§ **Data shown**:
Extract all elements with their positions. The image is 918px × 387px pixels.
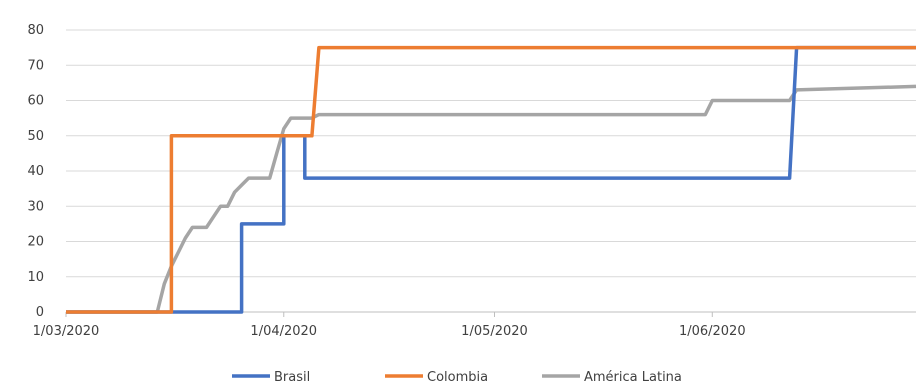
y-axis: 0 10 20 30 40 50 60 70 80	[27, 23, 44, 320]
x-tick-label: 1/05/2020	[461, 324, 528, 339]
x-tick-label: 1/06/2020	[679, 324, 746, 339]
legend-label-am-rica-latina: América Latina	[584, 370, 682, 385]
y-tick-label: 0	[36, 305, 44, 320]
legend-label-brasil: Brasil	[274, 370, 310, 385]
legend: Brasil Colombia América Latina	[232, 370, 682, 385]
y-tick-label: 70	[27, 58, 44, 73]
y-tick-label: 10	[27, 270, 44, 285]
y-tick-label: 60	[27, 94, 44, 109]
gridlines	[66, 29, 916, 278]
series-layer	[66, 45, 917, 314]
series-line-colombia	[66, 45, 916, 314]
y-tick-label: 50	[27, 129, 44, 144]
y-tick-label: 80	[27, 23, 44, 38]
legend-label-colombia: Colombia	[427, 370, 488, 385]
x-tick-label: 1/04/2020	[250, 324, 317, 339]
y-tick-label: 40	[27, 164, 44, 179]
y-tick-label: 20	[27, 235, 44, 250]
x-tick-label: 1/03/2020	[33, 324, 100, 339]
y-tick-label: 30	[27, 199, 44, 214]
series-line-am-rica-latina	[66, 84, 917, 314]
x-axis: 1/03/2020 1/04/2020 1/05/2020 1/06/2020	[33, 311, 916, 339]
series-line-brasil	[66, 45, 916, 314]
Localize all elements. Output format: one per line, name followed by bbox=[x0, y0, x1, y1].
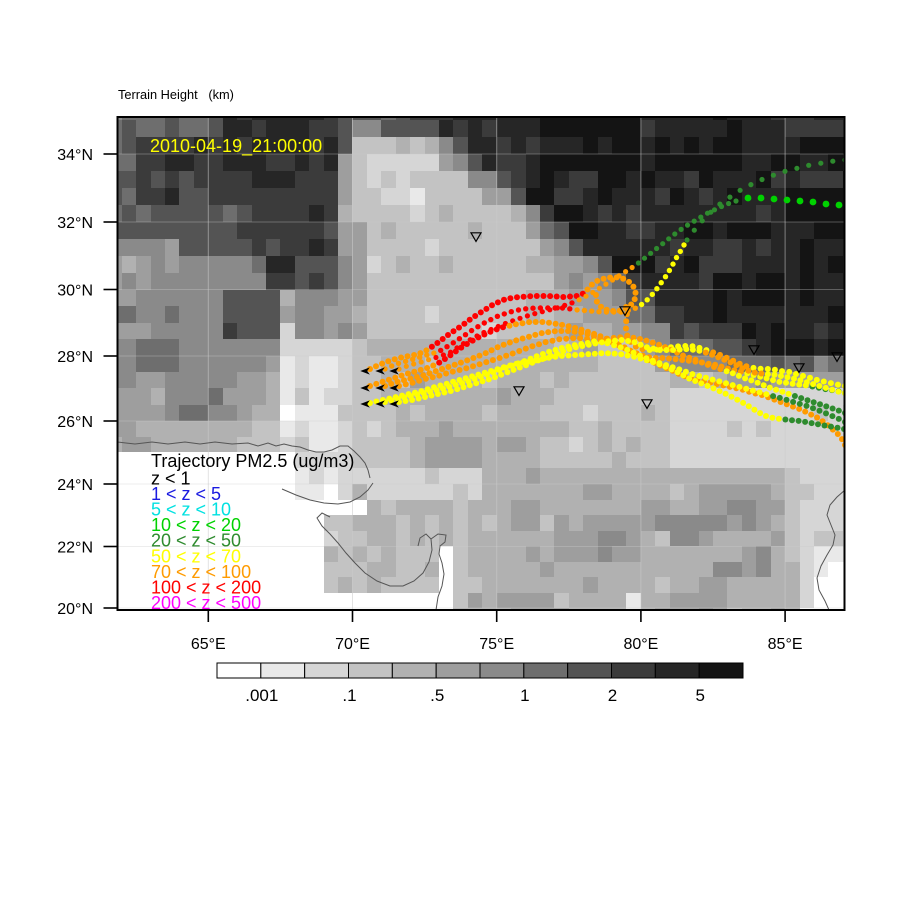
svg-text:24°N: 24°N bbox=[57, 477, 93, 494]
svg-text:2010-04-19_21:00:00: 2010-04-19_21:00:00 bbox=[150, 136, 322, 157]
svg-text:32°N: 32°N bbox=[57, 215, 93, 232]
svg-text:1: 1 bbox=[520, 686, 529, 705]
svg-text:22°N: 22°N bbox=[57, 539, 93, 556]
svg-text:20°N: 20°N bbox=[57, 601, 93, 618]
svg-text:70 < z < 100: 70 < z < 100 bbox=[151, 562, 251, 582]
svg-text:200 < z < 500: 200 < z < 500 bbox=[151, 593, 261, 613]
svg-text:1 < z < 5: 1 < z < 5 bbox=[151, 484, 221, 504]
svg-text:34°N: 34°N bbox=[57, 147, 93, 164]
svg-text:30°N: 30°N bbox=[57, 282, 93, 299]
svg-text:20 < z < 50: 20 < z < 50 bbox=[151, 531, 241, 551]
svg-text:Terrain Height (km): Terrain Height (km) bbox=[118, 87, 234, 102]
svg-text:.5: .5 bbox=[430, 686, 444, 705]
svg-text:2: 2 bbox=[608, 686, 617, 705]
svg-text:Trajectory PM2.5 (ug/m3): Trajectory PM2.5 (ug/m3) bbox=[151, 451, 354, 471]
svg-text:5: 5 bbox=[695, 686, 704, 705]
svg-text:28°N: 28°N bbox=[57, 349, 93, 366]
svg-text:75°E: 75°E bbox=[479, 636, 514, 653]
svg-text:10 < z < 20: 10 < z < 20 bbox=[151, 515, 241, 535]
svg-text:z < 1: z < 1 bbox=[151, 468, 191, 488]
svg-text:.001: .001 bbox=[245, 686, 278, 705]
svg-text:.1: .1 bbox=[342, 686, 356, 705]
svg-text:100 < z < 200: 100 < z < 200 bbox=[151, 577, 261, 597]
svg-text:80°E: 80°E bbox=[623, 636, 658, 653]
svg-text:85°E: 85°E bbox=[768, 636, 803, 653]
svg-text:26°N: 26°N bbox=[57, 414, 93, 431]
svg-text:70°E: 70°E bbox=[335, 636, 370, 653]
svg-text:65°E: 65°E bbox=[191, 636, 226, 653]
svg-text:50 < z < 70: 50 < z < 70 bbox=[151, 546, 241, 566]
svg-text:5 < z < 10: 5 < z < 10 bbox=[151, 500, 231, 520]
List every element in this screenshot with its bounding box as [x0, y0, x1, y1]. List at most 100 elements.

* * *

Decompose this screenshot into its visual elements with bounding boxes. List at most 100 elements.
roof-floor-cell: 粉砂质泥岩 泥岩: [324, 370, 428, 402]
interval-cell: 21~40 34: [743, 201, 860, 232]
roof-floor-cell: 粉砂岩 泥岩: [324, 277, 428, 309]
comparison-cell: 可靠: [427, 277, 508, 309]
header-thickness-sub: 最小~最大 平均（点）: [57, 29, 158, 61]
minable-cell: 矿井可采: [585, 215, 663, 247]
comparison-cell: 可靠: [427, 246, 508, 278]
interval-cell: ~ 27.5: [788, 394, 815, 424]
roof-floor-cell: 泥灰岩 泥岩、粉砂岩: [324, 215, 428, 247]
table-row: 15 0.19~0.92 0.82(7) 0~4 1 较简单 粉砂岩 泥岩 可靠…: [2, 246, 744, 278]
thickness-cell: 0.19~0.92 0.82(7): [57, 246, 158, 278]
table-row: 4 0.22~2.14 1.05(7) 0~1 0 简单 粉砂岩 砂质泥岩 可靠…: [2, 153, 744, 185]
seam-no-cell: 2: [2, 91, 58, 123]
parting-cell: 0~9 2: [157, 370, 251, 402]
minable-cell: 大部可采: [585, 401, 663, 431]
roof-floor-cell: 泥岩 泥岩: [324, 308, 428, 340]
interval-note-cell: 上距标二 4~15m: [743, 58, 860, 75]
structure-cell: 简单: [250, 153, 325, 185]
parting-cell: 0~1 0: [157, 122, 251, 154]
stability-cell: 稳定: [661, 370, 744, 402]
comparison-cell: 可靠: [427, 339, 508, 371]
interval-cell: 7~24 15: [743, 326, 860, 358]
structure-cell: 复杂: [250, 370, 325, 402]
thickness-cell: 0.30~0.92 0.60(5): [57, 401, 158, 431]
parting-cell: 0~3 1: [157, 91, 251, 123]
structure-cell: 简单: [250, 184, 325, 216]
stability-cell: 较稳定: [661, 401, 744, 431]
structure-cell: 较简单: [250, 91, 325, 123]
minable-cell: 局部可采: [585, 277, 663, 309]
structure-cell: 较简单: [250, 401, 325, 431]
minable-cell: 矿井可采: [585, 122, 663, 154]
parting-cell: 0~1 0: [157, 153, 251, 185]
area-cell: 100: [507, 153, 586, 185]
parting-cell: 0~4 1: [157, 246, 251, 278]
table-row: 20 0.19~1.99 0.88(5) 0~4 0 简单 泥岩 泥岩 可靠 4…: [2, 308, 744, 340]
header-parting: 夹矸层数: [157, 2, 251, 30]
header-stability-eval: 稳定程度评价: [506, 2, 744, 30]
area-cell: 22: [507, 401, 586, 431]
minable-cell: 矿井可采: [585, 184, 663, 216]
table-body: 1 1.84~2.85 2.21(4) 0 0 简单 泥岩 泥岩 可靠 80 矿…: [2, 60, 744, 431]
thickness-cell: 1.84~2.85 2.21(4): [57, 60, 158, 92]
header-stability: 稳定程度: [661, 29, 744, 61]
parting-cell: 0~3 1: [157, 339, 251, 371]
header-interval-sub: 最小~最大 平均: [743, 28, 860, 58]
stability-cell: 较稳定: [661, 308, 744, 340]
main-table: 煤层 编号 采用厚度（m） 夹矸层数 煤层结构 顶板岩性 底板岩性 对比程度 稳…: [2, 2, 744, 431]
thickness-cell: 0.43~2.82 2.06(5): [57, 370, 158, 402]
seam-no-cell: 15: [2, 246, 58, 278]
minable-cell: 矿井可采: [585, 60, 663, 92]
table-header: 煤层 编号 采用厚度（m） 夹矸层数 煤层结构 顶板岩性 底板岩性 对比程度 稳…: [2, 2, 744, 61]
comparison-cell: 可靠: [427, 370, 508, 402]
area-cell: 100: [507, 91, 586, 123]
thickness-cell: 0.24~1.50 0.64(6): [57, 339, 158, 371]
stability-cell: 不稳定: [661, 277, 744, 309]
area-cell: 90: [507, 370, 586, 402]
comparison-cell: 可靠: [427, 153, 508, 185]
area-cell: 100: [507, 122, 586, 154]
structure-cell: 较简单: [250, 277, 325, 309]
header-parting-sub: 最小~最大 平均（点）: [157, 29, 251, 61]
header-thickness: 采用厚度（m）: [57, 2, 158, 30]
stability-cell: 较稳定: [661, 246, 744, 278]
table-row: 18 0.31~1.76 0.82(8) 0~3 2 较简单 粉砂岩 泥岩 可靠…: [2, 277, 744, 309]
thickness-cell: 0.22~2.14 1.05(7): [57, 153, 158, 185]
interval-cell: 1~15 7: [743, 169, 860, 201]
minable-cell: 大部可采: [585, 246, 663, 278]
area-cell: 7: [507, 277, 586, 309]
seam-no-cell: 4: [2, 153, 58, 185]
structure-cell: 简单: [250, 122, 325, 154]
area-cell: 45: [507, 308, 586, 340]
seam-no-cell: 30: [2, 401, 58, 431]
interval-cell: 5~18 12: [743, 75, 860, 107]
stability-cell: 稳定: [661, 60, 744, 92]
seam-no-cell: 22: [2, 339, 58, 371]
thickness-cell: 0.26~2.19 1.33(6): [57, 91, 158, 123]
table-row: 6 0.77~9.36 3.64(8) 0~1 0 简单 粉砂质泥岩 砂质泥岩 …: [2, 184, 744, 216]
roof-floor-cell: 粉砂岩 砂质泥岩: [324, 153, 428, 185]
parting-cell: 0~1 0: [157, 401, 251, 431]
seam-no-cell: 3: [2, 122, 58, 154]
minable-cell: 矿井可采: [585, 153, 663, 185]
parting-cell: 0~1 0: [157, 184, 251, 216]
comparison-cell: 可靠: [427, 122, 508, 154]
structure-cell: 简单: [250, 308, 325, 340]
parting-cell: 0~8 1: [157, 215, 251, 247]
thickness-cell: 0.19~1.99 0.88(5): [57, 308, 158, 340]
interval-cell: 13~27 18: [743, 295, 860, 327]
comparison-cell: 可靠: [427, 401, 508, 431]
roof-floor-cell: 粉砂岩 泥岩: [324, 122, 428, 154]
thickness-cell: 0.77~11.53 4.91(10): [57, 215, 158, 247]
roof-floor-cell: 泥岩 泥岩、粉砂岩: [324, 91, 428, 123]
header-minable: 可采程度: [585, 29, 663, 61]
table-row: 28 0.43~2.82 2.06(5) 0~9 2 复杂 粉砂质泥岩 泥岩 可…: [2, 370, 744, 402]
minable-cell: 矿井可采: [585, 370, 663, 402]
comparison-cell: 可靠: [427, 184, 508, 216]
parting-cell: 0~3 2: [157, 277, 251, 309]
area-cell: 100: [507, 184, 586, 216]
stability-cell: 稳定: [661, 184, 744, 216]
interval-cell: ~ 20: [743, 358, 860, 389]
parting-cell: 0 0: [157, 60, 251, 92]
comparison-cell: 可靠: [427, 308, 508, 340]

§ **Requirement**:
In the rows from the one containing "Extract all elements" through the one containing "Localize all elements.", change every "x-tick-label" to "x-tick-text", leave everything else unchanged, and give those rows again without the pictures.

§ **Task response**:
Extract all elements with their positions. The image is 918px × 387px pixels.
y-axis: 0 10 20 30 40 50 60 70 80	[27, 23, 44, 320]
x-tick-text: 1/05/2020	[461, 324, 528, 339]
x-tick-text: 1/06/2020	[679, 324, 746, 339]
legend-label-am-rica-latina: América Latina	[584, 370, 682, 385]
y-tick-label: 0	[36, 305, 44, 320]
legend-label-brasil: Brasil	[274, 370, 310, 385]
legend: Brasil Colombia América Latina	[232, 370, 682, 385]
y-tick-label: 70	[27, 58, 44, 73]
y-tick-label: 10	[27, 270, 44, 285]
y-tick-label: 60	[27, 94, 44, 109]
gridlines	[66, 29, 916, 278]
series-layer	[66, 45, 917, 314]
series-line-colombia	[66, 45, 916, 314]
y-tick-label: 50	[27, 129, 44, 144]
y-tick-label: 80	[27, 23, 44, 38]
legend-label-colombia: Colombia	[427, 370, 488, 385]
x-tick-text: 1/04/2020	[250, 324, 317, 339]
y-tick-label: 40	[27, 164, 44, 179]
y-tick-label: 20	[27, 235, 44, 250]
x-tick-text: 1/03/2020	[33, 324, 100, 339]
y-tick-label: 30	[27, 199, 44, 214]
series-line-am-rica-latina	[66, 84, 917, 314]
x-axis: 1/03/2020 1/04/2020 1/05/2020 1/06/2020	[33, 311, 916, 339]
series-line-brasil	[66, 45, 916, 314]
Localize all elements. Output format: one per line, name followed by bbox=[x0, y0, x1, y1].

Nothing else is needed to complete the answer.